(Records from a collection)
(begin)

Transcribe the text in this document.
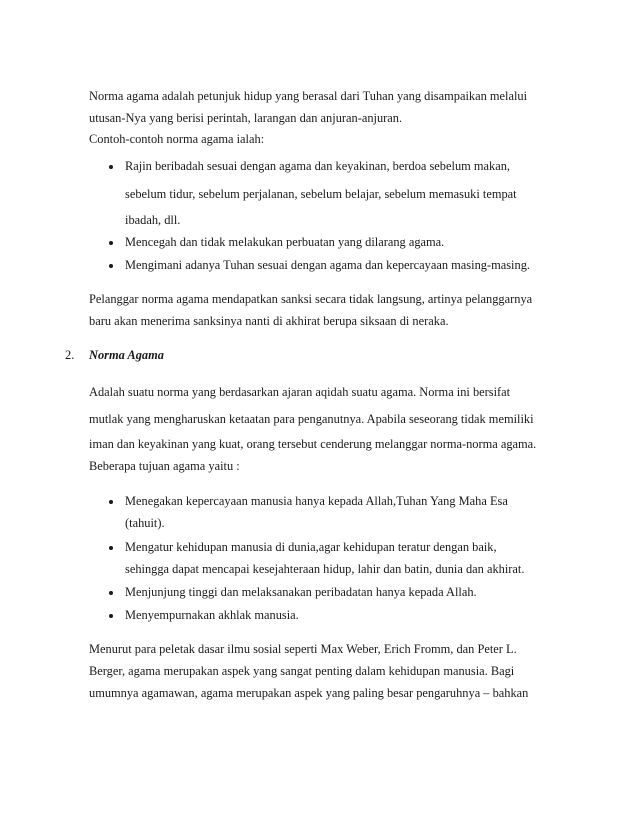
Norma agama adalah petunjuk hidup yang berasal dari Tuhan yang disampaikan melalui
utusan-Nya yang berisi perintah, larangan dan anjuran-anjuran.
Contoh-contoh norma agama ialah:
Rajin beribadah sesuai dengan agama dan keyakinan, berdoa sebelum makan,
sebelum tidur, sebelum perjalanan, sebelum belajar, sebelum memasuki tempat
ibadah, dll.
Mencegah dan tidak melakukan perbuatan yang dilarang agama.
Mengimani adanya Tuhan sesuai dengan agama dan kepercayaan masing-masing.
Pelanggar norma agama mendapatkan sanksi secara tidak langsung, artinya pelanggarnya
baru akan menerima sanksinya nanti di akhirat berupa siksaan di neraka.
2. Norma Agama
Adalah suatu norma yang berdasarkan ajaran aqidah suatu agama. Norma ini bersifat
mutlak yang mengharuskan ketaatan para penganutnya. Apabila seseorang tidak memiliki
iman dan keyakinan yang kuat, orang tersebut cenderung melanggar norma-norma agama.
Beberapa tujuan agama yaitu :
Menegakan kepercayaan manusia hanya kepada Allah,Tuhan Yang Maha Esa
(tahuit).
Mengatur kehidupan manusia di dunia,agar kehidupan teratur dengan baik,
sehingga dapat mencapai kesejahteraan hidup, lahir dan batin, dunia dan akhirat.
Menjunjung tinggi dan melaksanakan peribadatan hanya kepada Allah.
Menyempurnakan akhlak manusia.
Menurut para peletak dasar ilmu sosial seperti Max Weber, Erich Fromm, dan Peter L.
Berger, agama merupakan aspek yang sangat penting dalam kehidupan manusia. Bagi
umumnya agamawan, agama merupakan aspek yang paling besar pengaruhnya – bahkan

(end)
(begin)

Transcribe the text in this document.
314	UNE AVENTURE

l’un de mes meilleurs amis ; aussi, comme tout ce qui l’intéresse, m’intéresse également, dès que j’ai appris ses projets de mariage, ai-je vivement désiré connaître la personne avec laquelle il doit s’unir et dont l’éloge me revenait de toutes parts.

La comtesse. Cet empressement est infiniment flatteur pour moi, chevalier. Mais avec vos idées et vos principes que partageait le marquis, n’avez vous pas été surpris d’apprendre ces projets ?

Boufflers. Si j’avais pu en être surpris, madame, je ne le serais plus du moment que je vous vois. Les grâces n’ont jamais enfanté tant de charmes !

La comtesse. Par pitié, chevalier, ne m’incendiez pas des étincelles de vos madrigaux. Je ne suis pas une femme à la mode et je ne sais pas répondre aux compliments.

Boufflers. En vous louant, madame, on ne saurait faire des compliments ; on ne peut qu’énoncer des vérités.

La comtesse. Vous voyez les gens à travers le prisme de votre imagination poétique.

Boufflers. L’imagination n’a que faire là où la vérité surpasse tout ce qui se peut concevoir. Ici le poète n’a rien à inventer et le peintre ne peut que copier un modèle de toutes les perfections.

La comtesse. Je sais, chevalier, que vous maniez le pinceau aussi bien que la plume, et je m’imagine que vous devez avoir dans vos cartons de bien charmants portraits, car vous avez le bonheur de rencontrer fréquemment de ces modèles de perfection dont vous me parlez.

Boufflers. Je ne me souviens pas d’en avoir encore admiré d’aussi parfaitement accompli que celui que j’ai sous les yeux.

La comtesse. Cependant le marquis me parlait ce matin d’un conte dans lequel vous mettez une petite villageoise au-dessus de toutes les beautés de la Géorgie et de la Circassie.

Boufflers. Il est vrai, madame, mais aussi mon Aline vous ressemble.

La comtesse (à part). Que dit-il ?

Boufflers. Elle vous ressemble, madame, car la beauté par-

(end)

WHAT IS REQUIRED: Go through the material above and count the lines that contain "avez"; give that number alone.

ANSWER FOR THE TASK: 2